▸ DATA FOR THIS EXERCISE:
## begin
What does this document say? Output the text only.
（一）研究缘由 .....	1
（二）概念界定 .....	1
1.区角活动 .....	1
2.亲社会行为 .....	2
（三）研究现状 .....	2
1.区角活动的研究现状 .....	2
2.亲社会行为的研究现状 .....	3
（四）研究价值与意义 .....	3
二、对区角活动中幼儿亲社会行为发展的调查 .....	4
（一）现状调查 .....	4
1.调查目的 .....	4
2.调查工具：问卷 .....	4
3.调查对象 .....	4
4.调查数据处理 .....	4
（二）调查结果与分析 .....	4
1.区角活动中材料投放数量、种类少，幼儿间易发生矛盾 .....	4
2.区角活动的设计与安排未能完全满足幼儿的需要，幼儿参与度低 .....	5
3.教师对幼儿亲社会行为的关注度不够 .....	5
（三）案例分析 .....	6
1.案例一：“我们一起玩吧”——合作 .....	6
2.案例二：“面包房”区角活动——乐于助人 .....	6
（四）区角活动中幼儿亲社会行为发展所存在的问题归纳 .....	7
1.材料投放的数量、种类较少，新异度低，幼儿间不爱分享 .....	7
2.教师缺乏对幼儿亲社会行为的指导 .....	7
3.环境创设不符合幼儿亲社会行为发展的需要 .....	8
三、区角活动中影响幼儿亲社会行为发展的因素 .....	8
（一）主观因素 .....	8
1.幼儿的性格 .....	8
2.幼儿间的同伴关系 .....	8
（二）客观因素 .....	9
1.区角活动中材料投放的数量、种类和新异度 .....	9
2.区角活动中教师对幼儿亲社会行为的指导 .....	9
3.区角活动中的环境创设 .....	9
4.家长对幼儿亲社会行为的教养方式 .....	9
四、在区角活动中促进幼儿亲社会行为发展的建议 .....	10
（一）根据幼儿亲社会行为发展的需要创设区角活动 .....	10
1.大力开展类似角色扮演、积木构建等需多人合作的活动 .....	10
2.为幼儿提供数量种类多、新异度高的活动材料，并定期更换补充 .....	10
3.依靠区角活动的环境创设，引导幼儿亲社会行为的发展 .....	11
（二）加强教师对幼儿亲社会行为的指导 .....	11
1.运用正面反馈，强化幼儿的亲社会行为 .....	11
## end
Every line of the records above needs to be given again exactly.

▸ RESPONSE FOR THIS EXERCISE:
What does this document say? Output the text only.
（一）研究缘由 .....	1
（二）概念界定 .....	1
1.区角活动 .....	1
2.亲社会行为 .....	2
（三）研究现状 .....	2
1.区角活动的研究现状 .....	2
2.亲社会行为的研究现状 .....	3
（四）研究价值与意义 .....	3
二、对区角活动中幼儿亲社会行为发展的调查 .....	4
（一）现状调查 .....	4
1.调查目的 .....	4
2.调查工具：问卷 .....	4
3.调查对象 .....	4
4.调查数据处理 .....	4
（二）调查结果与分析 .....	4
1.区角活动中材料投放数量、种类少，幼儿间易发生矛盾 .....	4
2.区角活动的设计与安排未能完全满足幼儿的需要，幼儿参与度低 .....	5
3.教师对幼儿亲社会行为的关注度不够 .....	5
（三）案例分析 .....	6
1.案例一：“我们一起玩吧”——合作 .....	6
2.案例二：“面包房”区角活动——乐于助人 .....	6
（四）区角活动中幼儿亲社会行为发展所存在的问题归纳 .....	7
1.材料投放的数量、种类较少，新异度低，幼儿间不爱分享 .....	7
2.教师缺乏对幼儿亲社会行为的指导 .....	7
3.环境创设不符合幼儿亲社会行为发展的需要 .....	8
三、区角活动中影响幼儿亲社会行为发展的因素 .....	8
（一）主观因素 .....	8
1.幼儿的性格 .....	8
2.幼儿间的同伴关系 .....	8
（二）客观因素 .....	9
1.区角活动中材料投放的数量、种类和新异度 .....	9
2.区角活动中教师对幼儿亲社会行为的指导 .....	9
3.区角活动中的环境创设 .....	9
4.家长对幼儿亲社会行为的教养方式 .....	9
四、在区角活动中促进幼儿亲社会行为发展的建议 .....	10
（一）根据幼儿亲社会行为发展的需要创设区角活动 .....	10
1.大力开展类似角色扮演、积木构建等需多人合作的活动 .....	10
2.为幼儿提供数量种类多、新异度高的活动材料，并定期更换补充 .....	10
3.依靠区角活动的环境创设，引导幼儿亲社会行为的发展 .....	11
（二）加强教师对幼儿亲社会行为的指导 .....	11
1.运用正面反馈，强化幼儿的亲社会行为 .....	11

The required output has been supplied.